BEGIN Data for processing

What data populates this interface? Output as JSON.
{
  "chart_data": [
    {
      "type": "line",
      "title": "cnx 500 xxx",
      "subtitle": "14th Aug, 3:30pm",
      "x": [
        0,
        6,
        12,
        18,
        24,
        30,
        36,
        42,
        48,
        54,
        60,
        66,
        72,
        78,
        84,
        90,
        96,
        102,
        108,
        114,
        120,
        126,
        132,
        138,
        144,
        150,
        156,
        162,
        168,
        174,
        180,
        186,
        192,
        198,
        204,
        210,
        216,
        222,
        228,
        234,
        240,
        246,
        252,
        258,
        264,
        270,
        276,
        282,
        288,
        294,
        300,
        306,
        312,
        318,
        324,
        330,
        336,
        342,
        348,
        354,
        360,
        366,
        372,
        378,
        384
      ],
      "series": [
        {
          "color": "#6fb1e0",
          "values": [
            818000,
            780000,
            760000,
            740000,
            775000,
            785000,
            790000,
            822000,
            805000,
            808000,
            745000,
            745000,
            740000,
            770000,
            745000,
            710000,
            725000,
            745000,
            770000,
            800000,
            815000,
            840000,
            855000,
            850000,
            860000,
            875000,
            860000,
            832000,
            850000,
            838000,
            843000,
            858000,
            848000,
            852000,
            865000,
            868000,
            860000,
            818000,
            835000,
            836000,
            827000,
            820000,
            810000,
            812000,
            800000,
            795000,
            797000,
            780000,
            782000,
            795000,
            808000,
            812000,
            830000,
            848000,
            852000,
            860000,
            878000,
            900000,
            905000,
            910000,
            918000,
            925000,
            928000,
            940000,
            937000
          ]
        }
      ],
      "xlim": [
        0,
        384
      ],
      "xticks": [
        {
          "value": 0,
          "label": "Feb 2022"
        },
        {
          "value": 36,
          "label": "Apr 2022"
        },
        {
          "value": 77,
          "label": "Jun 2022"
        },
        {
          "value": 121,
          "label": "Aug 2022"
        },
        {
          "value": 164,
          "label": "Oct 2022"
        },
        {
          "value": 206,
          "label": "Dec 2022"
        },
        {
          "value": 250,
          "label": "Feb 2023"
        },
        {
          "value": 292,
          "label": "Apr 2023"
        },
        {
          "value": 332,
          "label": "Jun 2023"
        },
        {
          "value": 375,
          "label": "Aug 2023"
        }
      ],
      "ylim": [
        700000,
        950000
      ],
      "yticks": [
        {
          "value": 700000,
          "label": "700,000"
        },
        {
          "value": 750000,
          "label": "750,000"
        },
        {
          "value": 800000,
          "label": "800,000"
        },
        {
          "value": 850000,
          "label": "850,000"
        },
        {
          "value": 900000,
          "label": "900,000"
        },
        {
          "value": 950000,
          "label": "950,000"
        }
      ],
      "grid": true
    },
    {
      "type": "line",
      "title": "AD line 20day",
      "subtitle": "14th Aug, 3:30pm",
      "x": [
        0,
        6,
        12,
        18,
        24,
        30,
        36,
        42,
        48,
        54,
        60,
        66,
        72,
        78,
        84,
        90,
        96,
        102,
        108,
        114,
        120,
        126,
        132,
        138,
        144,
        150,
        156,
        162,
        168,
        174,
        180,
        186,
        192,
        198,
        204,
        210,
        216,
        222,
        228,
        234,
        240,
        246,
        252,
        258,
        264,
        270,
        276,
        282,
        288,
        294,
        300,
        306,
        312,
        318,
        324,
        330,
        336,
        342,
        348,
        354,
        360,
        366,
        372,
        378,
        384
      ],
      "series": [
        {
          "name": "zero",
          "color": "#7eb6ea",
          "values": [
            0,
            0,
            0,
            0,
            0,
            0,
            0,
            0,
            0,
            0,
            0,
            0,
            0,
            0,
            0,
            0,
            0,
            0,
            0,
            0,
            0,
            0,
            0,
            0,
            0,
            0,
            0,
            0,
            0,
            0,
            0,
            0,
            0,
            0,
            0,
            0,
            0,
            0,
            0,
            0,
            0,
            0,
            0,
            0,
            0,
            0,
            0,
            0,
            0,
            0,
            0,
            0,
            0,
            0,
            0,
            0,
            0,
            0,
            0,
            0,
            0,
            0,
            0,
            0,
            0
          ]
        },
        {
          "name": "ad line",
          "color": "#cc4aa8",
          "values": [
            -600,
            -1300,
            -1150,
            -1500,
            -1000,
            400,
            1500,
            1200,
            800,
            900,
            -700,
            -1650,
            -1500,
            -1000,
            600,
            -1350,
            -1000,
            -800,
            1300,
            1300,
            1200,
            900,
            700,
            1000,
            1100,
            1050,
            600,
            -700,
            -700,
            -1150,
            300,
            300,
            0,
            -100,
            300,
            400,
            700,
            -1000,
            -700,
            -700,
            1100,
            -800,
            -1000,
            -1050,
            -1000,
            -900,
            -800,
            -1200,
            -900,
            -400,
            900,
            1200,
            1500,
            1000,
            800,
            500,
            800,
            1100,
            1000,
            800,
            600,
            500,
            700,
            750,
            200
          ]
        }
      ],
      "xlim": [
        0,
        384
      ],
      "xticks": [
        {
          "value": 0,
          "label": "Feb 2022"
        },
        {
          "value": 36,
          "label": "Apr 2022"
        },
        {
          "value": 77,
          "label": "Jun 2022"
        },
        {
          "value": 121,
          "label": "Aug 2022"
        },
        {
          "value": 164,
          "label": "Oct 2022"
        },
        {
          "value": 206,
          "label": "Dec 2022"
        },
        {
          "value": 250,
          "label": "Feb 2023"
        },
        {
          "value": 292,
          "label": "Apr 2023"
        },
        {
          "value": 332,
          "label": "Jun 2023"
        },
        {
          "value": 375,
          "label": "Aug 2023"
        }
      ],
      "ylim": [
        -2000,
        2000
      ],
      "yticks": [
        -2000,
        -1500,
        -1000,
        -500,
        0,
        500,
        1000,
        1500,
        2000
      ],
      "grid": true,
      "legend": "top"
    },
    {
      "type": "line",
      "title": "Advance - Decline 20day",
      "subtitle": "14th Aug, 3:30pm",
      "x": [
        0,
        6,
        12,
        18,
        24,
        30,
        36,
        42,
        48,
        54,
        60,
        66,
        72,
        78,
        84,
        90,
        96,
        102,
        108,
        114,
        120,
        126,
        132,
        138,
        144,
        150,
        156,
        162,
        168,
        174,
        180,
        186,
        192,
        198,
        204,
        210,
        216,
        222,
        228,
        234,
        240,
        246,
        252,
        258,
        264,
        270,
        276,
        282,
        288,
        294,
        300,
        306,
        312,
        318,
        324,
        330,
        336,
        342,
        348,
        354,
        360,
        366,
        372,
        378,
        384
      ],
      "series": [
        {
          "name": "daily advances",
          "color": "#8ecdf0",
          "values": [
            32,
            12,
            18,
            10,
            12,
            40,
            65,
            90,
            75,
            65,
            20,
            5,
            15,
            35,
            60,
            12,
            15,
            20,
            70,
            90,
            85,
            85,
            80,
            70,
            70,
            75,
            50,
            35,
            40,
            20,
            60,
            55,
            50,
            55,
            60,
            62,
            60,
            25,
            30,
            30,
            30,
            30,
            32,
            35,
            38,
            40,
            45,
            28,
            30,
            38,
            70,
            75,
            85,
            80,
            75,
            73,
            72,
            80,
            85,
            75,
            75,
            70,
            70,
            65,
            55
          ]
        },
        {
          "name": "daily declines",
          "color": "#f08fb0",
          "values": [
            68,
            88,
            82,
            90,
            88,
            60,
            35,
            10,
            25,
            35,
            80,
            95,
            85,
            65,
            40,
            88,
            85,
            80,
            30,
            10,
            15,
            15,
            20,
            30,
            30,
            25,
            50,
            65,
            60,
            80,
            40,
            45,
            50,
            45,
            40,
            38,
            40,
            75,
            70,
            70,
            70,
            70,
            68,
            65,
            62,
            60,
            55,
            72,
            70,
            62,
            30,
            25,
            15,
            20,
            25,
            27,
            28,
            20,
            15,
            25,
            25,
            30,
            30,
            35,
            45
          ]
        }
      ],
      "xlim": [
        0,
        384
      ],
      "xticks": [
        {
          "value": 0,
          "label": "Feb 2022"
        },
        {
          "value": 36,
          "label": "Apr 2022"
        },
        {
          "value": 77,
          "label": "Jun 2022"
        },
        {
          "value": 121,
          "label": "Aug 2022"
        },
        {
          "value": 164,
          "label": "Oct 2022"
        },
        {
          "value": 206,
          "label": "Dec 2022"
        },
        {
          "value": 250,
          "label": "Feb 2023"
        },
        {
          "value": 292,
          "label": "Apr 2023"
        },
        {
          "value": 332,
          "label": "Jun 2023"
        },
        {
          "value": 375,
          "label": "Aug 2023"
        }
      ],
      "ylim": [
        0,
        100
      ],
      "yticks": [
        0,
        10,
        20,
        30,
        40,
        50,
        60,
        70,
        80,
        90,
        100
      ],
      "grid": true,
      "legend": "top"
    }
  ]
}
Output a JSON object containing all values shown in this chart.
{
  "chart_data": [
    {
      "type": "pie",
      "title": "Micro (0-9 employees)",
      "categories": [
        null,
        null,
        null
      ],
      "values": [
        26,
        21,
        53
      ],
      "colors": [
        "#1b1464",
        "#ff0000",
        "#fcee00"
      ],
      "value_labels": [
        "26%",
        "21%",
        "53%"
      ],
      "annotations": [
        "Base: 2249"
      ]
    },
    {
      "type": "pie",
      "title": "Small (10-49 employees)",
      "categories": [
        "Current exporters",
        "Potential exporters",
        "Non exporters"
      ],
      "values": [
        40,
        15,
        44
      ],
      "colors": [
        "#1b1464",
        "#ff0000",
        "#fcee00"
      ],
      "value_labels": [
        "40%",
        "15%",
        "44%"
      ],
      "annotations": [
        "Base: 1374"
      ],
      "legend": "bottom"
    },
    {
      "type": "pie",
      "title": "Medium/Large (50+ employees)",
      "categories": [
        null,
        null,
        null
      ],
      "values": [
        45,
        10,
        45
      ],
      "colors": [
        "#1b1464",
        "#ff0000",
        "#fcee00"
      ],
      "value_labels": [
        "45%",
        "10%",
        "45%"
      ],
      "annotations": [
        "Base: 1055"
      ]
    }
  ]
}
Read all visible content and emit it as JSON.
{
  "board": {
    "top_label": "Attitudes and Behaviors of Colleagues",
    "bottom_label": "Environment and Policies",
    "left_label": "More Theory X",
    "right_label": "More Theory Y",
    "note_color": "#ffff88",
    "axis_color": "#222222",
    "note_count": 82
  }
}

END Data for processing

> _Task goal_
Copy out exactly the lines between the line with "Read all visible content and emit it as JSON." and the last line of the entries, counting both of those lines.

> _Response to the task_
Read all visible content and emit it as JSON.
{
  "board": {
    "top_label": "Attitudes and Behaviors of Colleagues",
    "bottom_label": "Environment and Policies",
    "left_label": "More Theory X",
    "right_label": "More Theory Y",
    "note_color": "#ffff88",
    "axis_color": "#222222",
    "note_count": 82
  }
}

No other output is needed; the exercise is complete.